## Brano fornito:
----------------------------------------

Poi cade anche Michael Jordan. Tutte le maledette volte che provi a intavolare un discorso sul basket con dei profani, puntualmente, esce il suo nome. Ma tu volevi parlare dei no-look di Jason Williams. Volevi parlare del gioco in post di Marc Gasol. Volevi parlare dell’hype per Joel Embiid. No, MJ oscura tutto. Fagocita il basket. Scopri storie poco simpatiche. Capisci che, se fosse un generale alla guida di un esercito, non gli basterebbe conquistare la tua città: la raderebbe al suolo dissotterrando le bare degli antenati. Non gli basta vincerti, ti vuole umiliare. Tutto è una sfida. Non c’è pace per chi era di fronte a lui o al suo fianco. Inizi ad apprezzare Scottie Pippen, che consideravi solo l’eterno secondo. Si è fatto il mazzo per quei Bulls mentre lui andava a giocare a golf, a recitare con Bugs Bunny, a cazzeggiare con le mazze da baseball. Poi lui torna e i riflettori sono tutti sul #23. Leggi interviste, retroscena, i racconti di chi c’era. Te lo immagini un po’ come un grandissimo stronzo. Un enorme stronzo. Inizi a odiarlo. Lui non è il basket, ma per gli altri esiste solo lui. Il basket è il fruscio della retina sul pallone. Il basket è il cigolio di venti scarpe sul linoleum di una palestra vuota il mercoledì sera. Il basket è anche la vibrazione straniante di ferro-contro-mattone. Il basket non è Michael Jordan. Il rappresentante del sogno ti ha rubato la passione. Come se un venditore di pentole ti rubasse fuoco e fornelli.
No.
Non può essere così.
Qualcosa forse non ti torna.
Inizi a cercare cos’è che ti ha spinto a odiarlo. Individui la delusione. Come per Pantani, Kobe, Schumi, hai scoperto che anche lui è un uomo. Pensi a cos’è che ti fa salire la rabbia. Si accendono immagini. Tua cugina più piccola con lo snapback dei Knicks che balla Rovazzi. La profe di ginnastica che ti chiama “Jordan” perché sei l’unico della classe che vuole giocare a pallacanestro. L’unico film che passano ogni anno è Space Jam. E Glory Road? Coach Carter? He got game?

----------------------------------------

## Record forniti:
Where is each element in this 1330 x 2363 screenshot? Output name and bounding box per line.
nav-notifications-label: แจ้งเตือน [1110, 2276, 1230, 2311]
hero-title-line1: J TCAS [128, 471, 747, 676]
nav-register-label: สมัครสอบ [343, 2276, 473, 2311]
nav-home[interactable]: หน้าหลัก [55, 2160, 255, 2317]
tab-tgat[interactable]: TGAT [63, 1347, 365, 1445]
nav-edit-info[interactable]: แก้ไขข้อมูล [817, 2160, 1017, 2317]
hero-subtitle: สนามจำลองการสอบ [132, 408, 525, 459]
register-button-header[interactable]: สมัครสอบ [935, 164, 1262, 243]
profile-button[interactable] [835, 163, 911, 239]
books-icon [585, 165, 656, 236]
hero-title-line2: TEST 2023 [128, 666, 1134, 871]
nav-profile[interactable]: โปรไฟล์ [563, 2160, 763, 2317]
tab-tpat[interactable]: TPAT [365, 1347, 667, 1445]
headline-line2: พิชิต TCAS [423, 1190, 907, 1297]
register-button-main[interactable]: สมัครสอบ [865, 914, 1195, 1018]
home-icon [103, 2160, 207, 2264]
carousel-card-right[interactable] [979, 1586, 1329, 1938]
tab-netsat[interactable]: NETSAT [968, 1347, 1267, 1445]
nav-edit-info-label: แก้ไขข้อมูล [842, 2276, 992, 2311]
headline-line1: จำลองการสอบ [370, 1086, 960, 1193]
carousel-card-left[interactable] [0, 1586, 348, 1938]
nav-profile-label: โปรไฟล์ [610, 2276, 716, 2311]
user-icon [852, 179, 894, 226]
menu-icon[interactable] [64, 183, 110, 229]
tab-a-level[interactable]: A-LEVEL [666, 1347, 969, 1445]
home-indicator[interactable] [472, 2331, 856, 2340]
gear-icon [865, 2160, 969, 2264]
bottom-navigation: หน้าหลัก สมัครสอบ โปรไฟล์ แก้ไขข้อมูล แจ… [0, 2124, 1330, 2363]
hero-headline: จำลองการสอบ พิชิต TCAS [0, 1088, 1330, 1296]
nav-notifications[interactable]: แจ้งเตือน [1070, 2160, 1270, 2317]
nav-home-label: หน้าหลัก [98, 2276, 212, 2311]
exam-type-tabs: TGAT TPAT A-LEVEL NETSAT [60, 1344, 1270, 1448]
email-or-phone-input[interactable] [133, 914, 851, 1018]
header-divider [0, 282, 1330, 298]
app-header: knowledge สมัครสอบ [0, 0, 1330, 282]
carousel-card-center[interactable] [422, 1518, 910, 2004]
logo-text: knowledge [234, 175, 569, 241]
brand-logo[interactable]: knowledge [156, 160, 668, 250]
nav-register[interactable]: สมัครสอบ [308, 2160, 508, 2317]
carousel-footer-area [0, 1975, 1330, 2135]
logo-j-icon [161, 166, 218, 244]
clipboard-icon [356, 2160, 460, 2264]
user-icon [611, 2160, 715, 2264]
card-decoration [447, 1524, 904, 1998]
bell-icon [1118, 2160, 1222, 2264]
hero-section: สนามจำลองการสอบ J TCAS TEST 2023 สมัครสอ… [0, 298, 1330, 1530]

----------------------------------------

## Esercizio assegnato:
Nel brano su Michael Jordan, riscrivi il tratto da "Inizi a cercare" fino a "He got game?" cambiando "Knicks" in "Lakers".

## Soluzione esercizio:
Inizi a cercare cos’è che ti ha spinto a odiarlo. Individui la delusione. Come per Pantani, Kobe, Schumi, hai scoperto che anche lui è un uomo. Pensi a cos’è che ti fa salire la rabbia. Si accendono immagini. Tua cugina più piccola con lo snapback dei Lakers che balla Rovazzi. La profe di ginnastica che ti chiama “Jordan” perché sei l’unico della classe che vuole giocare a pallacanestro. L’unico film che passano ogni anno è Space Jam. E Glory Road? Coach Carter? He got game?